------ Entries shown
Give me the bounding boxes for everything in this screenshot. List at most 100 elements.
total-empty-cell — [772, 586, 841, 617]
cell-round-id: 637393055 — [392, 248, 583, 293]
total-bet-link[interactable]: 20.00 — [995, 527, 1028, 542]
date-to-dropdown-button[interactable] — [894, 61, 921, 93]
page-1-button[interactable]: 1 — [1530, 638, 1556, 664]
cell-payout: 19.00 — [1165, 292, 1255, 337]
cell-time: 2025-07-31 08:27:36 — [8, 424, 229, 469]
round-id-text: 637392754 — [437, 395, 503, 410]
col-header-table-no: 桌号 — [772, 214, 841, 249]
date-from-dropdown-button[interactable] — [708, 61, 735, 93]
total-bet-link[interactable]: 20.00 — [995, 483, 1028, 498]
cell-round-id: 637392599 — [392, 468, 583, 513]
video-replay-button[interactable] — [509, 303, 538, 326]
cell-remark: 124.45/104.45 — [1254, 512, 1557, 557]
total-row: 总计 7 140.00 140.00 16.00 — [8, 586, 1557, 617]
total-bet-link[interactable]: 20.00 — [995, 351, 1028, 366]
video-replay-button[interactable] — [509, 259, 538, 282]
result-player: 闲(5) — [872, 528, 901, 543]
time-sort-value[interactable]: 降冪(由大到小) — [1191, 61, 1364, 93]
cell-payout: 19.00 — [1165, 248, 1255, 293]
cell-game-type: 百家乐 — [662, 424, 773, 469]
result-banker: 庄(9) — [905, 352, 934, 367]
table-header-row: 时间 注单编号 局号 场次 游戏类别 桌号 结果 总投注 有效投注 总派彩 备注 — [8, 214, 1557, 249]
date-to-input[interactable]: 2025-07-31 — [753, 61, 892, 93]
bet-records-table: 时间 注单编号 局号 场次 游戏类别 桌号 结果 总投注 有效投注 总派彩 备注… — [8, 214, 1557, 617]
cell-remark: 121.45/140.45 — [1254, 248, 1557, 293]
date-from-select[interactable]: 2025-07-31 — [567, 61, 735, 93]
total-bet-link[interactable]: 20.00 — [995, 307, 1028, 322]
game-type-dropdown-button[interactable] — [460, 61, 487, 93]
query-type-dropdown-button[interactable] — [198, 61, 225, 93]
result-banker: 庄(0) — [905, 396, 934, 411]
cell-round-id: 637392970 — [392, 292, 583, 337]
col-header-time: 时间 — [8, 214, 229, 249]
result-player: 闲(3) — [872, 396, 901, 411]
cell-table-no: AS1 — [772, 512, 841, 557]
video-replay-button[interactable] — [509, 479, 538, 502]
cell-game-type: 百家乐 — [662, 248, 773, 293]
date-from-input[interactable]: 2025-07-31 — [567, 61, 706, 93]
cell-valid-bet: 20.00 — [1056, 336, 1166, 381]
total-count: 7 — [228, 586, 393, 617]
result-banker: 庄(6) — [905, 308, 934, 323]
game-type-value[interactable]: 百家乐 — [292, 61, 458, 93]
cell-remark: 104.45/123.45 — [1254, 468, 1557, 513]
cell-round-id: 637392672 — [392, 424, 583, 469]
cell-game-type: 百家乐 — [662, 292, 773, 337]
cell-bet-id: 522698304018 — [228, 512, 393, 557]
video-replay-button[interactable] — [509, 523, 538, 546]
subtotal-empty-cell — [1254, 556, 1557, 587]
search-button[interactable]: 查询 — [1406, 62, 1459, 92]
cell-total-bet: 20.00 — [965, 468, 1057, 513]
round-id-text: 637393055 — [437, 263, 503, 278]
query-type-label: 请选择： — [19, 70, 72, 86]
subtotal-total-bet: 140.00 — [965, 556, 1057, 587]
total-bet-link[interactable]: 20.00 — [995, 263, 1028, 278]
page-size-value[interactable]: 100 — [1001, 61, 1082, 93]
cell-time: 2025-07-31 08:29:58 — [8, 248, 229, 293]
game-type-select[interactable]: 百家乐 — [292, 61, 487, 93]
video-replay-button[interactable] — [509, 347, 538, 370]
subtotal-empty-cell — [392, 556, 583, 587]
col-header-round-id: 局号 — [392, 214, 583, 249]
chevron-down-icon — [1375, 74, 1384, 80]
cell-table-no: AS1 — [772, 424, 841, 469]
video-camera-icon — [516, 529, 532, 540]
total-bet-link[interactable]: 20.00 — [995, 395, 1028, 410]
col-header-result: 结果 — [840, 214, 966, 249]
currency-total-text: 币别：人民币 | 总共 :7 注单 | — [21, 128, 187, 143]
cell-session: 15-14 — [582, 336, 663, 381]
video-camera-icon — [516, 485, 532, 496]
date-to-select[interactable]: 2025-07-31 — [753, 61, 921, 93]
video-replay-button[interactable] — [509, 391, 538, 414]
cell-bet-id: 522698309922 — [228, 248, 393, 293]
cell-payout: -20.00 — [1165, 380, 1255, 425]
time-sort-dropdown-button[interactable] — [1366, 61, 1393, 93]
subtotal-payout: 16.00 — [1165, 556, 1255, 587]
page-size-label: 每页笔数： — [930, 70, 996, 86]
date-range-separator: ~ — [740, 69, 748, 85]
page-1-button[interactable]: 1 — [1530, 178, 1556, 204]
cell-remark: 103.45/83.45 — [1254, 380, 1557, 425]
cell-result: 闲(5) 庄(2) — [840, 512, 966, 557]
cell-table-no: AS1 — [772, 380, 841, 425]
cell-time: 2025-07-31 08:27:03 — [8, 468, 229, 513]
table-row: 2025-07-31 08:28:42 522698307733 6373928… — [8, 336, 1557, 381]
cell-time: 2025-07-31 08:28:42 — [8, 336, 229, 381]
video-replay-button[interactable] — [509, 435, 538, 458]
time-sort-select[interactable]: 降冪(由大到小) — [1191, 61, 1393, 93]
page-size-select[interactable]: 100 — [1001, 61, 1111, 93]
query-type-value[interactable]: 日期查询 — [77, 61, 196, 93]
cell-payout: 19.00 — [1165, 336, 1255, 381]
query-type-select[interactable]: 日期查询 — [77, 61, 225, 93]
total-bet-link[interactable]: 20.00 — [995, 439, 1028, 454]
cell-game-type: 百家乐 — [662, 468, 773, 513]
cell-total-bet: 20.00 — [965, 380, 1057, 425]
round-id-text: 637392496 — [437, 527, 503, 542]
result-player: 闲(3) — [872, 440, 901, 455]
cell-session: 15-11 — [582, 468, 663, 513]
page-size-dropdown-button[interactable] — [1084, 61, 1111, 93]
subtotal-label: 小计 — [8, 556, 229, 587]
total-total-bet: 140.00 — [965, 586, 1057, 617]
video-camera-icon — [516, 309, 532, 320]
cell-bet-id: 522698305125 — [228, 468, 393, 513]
------------
__Aim of the exercise__. Please reproduce the listing above, substituting "replay-video-button" for every "video-replay-button" and leaving everything else as it is.

__Result for this exercise__.
Give me the bounding boxes for everything in this screenshot. List at most 100 elements.
total-empty-cell — [772, 586, 841, 617]
cell-round-id: 637393055 — [392, 248, 583, 293]
total-bet-link[interactable]: 20.00 — [995, 527, 1028, 542]
date-to-dropdown-button[interactable] — [894, 61, 921, 93]
page-1-button[interactable]: 1 — [1530, 638, 1556, 664]
cell-payout: 19.00 — [1165, 292, 1255, 337]
cell-time: 2025-07-31 08:27:36 — [8, 424, 229, 469]
round-id-text: 637392754 — [437, 395, 503, 410]
col-header-table-no: 桌号 — [772, 214, 841, 249]
date-from-dropdown-button[interactable] — [708, 61, 735, 93]
total-bet-link[interactable]: 20.00 — [995, 483, 1028, 498]
cell-round-id: 637392599 — [392, 468, 583, 513]
replay-video-button[interactable] — [509, 303, 538, 326]
cell-remark: 124.45/104.45 — [1254, 512, 1557, 557]
total-row: 总计 7 140.00 140.00 16.00 — [8, 586, 1557, 617]
total-bet-link[interactable]: 20.00 — [995, 351, 1028, 366]
replay-video-button[interactable] — [509, 259, 538, 282]
result-player: 闲(5) — [872, 528, 901, 543]
time-sort-value[interactable]: 降冪(由大到小) — [1191, 61, 1364, 93]
cell-payout: 19.00 — [1165, 248, 1255, 293]
cell-game-type: 百家乐 — [662, 424, 773, 469]
result-banker: 庄(9) — [905, 352, 934, 367]
table-header-row: 时间 注单编号 局号 场次 游戏类别 桌号 结果 总投注 有效投注 总派彩 备注 — [8, 214, 1557, 249]
date-to-input[interactable]: 2025-07-31 — [753, 61, 892, 93]
bet-records-table: 时间 注单编号 局号 场次 游戏类别 桌号 结果 总投注 有效投注 总派彩 备注… — [8, 214, 1557, 617]
cell-remark: 121.45/140.45 — [1254, 248, 1557, 293]
date-from-select[interactable]: 2025-07-31 — [567, 61, 735, 93]
total-bet-link[interactable]: 20.00 — [995, 307, 1028, 322]
game-type-dropdown-button[interactable] — [460, 61, 487, 93]
query-type-dropdown-button[interactable] — [198, 61, 225, 93]
result-banker: 庄(0) — [905, 396, 934, 411]
cell-round-id: 637392970 — [392, 292, 583, 337]
col-header-time: 时间 — [8, 214, 229, 249]
result-player: 闲(3) — [872, 396, 901, 411]
cell-table-no: AS1 — [772, 512, 841, 557]
replay-video-button[interactable] — [509, 479, 538, 502]
cell-game-type: 百家乐 — [662, 248, 773, 293]
date-from-input[interactable]: 2025-07-31 — [567, 61, 706, 93]
cell-valid-bet: 20.00 — [1056, 336, 1166, 381]
total-count: 7 — [228, 586, 393, 617]
result-banker: 庄(6) — [905, 308, 934, 323]
game-type-value[interactable]: 百家乐 — [292, 61, 458, 93]
cell-remark: 104.45/123.45 — [1254, 468, 1557, 513]
cell-round-id: 637392672 — [392, 424, 583, 469]
cell-game-type: 百家乐 — [662, 292, 773, 337]
cell-bet-id: 522698304018 — [228, 512, 393, 557]
replay-video-button[interactable] — [509, 523, 538, 546]
subtotal-empty-cell — [1254, 556, 1557, 587]
search-button[interactable]: 查询 — [1406, 62, 1459, 92]
cell-total-bet: 20.00 — [965, 468, 1057, 513]
round-id-text: 637393055 — [437, 263, 503, 278]
query-type-label: 请选择： — [19, 70, 72, 86]
subtotal-total-bet: 140.00 — [965, 556, 1057, 587]
total-bet-link[interactable]: 20.00 — [995, 263, 1028, 278]
page-size-value[interactable]: 100 — [1001, 61, 1082, 93]
cell-time: 2025-07-31 08:29:58 — [8, 248, 229, 293]
game-type-select[interactable]: 百家乐 — [292, 61, 487, 93]
replay-video-button[interactable] — [509, 347, 538, 370]
subtotal-empty-cell — [392, 556, 583, 587]
col-header-round-id: 局号 — [392, 214, 583, 249]
chevron-down-icon — [1375, 74, 1384, 80]
cell-table-no: AS1 — [772, 424, 841, 469]
video-camera-icon — [516, 529, 532, 540]
total-bet-link[interactable]: 20.00 — [995, 395, 1028, 410]
col-header-result: 结果 — [840, 214, 966, 249]
currency-total-text: 币别：人民币 | 总共 :7 注单 | — [21, 128, 187, 143]
cell-session: 15-14 — [582, 336, 663, 381]
video-camera-icon — [516, 485, 532, 496]
date-to-select[interactable]: 2025-07-31 — [753, 61, 921, 93]
replay-video-button[interactable] — [509, 391, 538, 414]
cell-bet-id: 522698309922 — [228, 248, 393, 293]
cell-payout: -20.00 — [1165, 380, 1255, 425]
time-sort-dropdown-button[interactable] — [1366, 61, 1393, 93]
subtotal-payout: 16.00 — [1165, 556, 1255, 587]
page-size-label: 每页笔数： — [930, 70, 996, 86]
date-range-separator: ~ — [740, 69, 748, 85]
page-1-button[interactable]: 1 — [1530, 178, 1556, 204]
cell-remark: 103.45/83.45 — [1254, 380, 1557, 425]
cell-result: 闲(5) 庄(2) — [840, 512, 966, 557]
cell-table-no: AS1 — [772, 380, 841, 425]
cell-time: 2025-07-31 08:27:03 — [8, 468, 229, 513]
table-row: 2025-07-31 08:28:42 522698307733 6373928… — [8, 336, 1557, 381]
cell-time: 2025-07-31 08:28:42 — [8, 336, 229, 381]
replay-video-button[interactable] — [509, 435, 538, 458]
time-sort-select[interactable]: 降冪(由大到小) — [1191, 61, 1393, 93]
page-size-select[interactable]: 100 — [1001, 61, 1111, 93]
query-type-value[interactable]: 日期查询 — [77, 61, 196, 93]
cell-payout: 19.00 — [1165, 336, 1255, 381]
query-type-select[interactable]: 日期查询 — [77, 61, 225, 93]
total-bet-link[interactable]: 20.00 — [995, 439, 1028, 454]
cell-game-type: 百家乐 — [662, 468, 773, 513]
cell-total-bet: 20.00 — [965, 380, 1057, 425]
round-id-text: 637392496 — [437, 527, 503, 542]
result-player: 闲(3) — [872, 440, 901, 455]
cell-session: 15-11 — [582, 468, 663, 513]
page-size-dropdown-button[interactable] — [1084, 61, 1111, 93]
subtotal-label: 小计 — [8, 556, 229, 587]
total-total-bet: 140.00 — [965, 586, 1057, 617]
video-camera-icon — [516, 309, 532, 320]
cell-bet-id: 522698305125 — [228, 468, 393, 513]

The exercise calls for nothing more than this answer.